> _GOAL_:
Filter the listing and keep only the lines with the word "passengers".

Records contained in a dataset:
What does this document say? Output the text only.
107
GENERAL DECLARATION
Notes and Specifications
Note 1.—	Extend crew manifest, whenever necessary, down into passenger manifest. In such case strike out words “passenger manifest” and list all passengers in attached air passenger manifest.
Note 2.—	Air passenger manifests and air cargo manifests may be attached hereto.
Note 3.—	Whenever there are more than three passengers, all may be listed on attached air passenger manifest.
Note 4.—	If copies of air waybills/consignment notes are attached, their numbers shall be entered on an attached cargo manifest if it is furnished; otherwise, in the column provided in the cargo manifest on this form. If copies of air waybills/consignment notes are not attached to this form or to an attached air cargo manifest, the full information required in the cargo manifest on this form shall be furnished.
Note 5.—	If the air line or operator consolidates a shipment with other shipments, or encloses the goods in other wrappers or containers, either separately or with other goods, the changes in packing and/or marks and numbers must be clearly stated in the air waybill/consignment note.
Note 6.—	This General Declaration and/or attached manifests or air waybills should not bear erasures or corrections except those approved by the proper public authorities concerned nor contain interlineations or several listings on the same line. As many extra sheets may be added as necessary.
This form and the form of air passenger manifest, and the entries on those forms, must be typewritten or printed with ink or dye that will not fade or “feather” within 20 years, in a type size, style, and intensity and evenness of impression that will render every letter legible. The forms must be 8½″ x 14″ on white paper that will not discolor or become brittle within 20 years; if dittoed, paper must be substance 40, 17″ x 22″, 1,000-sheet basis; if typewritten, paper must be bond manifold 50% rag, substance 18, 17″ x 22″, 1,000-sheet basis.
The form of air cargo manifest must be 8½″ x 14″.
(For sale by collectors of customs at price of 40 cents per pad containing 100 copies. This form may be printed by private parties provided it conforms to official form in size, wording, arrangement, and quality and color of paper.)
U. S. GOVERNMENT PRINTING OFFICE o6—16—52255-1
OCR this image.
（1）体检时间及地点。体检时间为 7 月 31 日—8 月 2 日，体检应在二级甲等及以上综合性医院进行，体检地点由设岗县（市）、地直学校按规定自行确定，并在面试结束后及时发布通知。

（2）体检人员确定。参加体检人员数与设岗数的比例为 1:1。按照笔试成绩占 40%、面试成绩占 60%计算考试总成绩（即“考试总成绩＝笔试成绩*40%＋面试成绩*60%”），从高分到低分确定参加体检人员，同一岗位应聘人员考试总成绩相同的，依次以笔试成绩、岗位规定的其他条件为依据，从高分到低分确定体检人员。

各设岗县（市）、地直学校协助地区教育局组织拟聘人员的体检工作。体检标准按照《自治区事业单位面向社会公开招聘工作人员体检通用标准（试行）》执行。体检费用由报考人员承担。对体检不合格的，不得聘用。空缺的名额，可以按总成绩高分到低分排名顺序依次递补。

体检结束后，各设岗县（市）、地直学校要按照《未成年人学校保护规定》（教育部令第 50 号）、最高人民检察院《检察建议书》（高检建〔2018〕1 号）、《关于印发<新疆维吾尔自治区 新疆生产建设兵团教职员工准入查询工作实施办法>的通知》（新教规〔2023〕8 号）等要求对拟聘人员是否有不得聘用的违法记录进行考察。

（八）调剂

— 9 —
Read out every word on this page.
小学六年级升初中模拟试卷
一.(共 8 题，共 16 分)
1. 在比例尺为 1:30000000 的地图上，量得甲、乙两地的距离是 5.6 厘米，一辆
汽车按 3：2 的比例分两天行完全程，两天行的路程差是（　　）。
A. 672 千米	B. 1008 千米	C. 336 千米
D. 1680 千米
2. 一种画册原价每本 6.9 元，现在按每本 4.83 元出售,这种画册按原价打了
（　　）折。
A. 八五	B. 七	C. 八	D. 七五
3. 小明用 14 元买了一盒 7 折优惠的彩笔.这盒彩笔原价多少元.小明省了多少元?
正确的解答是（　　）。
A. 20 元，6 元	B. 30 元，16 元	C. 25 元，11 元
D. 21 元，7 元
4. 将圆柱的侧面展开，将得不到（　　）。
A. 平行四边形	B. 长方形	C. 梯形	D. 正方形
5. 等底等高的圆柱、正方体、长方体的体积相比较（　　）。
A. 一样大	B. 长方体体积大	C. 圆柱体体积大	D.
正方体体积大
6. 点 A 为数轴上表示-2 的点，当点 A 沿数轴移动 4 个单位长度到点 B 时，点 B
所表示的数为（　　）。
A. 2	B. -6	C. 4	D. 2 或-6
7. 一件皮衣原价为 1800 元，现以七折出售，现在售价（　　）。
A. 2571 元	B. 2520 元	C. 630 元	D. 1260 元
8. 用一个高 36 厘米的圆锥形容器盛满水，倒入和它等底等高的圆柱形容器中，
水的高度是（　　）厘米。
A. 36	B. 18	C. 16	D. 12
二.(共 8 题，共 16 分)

> _CORRECT RESPONSE_:
Note 1.—	Extend crew manifest, whenever necessary, down into passenger manifest. In such case strike out words “passenger manifest” and list all passengers in attached air passenger manifest.
Note 3.—	Whenever there are more than three passengers, all may be listed on attached air passenger manifest.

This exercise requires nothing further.